### EXERCISE OBJECTIVE
Copy out every record below, word for word.

### INPUT MATERIAL
● ● ● ●

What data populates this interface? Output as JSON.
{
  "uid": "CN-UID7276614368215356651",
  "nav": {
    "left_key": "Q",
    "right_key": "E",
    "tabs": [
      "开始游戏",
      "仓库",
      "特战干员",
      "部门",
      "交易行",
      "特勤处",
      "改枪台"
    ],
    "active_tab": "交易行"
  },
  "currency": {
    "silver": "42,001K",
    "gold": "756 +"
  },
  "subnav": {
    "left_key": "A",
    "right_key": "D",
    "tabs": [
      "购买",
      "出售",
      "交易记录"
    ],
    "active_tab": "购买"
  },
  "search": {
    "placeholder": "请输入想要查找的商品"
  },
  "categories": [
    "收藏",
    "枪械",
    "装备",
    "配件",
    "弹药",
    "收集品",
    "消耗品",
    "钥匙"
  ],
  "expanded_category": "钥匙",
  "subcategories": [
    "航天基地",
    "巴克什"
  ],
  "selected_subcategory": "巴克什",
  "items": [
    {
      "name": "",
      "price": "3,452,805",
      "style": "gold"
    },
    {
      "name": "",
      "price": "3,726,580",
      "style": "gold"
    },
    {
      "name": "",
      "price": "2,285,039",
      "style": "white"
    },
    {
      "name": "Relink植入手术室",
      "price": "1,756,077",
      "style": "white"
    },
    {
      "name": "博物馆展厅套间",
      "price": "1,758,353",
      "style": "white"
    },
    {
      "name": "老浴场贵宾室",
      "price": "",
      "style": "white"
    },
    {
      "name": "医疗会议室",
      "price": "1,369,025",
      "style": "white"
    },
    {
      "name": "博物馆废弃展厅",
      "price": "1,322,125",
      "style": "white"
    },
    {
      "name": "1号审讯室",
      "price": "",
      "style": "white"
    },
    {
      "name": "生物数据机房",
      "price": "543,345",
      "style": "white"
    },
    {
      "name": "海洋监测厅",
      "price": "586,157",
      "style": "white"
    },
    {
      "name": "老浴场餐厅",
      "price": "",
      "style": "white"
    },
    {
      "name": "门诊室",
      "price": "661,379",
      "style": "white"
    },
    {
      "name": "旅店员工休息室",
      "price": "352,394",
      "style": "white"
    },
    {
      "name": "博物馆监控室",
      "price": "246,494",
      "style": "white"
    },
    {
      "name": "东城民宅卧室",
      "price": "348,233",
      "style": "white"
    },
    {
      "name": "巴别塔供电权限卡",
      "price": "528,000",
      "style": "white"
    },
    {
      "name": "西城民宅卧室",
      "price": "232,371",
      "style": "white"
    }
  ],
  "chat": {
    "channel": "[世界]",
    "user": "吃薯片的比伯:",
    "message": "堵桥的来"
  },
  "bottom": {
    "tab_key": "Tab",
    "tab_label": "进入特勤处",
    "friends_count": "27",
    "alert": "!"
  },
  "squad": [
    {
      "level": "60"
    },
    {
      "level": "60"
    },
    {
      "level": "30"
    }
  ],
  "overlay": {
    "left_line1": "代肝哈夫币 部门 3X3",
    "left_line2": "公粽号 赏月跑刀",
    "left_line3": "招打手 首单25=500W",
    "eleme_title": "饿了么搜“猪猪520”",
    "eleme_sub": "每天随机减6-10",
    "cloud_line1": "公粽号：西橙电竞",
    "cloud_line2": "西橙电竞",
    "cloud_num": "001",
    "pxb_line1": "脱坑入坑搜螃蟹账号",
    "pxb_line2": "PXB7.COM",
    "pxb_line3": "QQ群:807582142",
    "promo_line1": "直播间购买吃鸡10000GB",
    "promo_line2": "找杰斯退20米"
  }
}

● ● ● ●

### FINAL RESULT
What data populates this interface? Output as JSON.
{
  "uid": "CN-UID7276614368215356651",
  "nav": {
    "left_key": "Q",
    "right_key": "E",
    "tabs": [
      "开始游戏",
      "仓库",
      "特战干员",
      "部门",
      "交易行",
      "特勤处",
      "改枪台"
    ],
    "active_tab": "交易行"
  },
  "currency": {
    "silver": "42,001K",
    "gold": "756 +"
  },
  "subnav": {
    "left_key": "A",
    "right_key": "D",
    "tabs": [
      "购买",
      "出售",
      "交易记录"
    ],
    "active_tab": "购买"
  },
  "search": {
    "placeholder": "请输入想要查找的商品"
  },
  "categories": [
    "收藏",
    "枪械",
    "装备",
    "配件",
    "弹药",
    "收集品",
    "消耗品",
    "钥匙"
  ],
  "expanded_category": "钥匙",
  "subcategories": [
    "航天基地",
    "巴克什"
  ],
  "selected_subcategory": "巴克什",
  "items": [
    {
      "name": "",
      "price": "3,452,805",
      "style": "gold"
    },
    {
      "name": "",
      "price": "3,726,580",
      "style": "gold"
    },
    {
      "name": "",
      "price": "2,285,039",
      "style": "white"
    },
    {
      "name": "Relink植入手术室",
      "price": "1,756,077",
      "style": "white"
    },
    {
      "name": "博物馆展厅套间",
      "price": "1,758,353",
      "style": "white"
    },
    {
      "name": "老浴场贵宾室",
      "price": "",
      "style": "white"
    },
    {
      "name": "医疗会议室",
      "price": "1,369,025",
      "style": "white"
    },
    {
      "name": "博物馆废弃展厅",
      "price": "1,322,125",
      "style": "white"
    },
    {
      "name": "1号审讯室",
      "price": "",
      "style": "white"
    },
    {
      "name": "生物数据机房",
      "price": "543,345",
      "style": "white"
    },
    {
      "name": "海洋监测厅",
      "price": "586,157",
      "style": "white"
    },
    {
      "name": "老浴场餐厅",
      "price": "",
      "style": "white"
    },
    {
      "name": "门诊室",
      "price": "661,379",
      "style": "white"
    },
    {
      "name": "旅店员工休息室",
      "price": "352,394",
      "style": "white"
    },
    {
      "name": "博物馆监控室",
      "price": "246,494",
      "style": "white"
    },
    {
      "name": "东城民宅卧室",
      "price": "348,233",
      "style": "white"
    },
    {
      "name": "巴别塔供电权限卡",
      "price": "528,000",
      "style": "white"
    },
    {
      "name": "西城民宅卧室",
      "price": "232,371",
      "style": "white"
    }
  ],
  "chat": {
    "channel": "[世界]",
    "user": "吃薯片的比伯:",
    "message": "堵桥的来"
  },
  "bottom": {
    "tab_key": "Tab",
    "tab_label": "进入特勤处",
    "friends_count": "27",
    "alert": "!"
  },
  "squad": [
    {
      "level": "60"
    },
    {
      "level": "60"
    },
    {
      "level": "30"
    }
  ],
  "overlay": {
    "left_line1": "代肝哈夫币 部门 3X3",
    "left_line2": "公粽号 赏月跑刀",
    "left_line3": "招打手 首单25=500W",
    "eleme_title": "饿了么搜“猪猪520”",
    "eleme_sub": "每天随机减6-10",
    "cloud_line1": "公粽号：西橙电竞",
    "cloud_line2": "西橙电竞",
    "cloud_num": "001",
    "pxb_line1": "脱坑入坑搜螃蟹账号",
    "pxb_line2": "PXB7.COM",
    "pxb_line3": "QQ群:807582142",
    "promo_line1": "直播间购买吃鸡10000GB",
    "promo_line2": "找杰斯退20米"
  }
}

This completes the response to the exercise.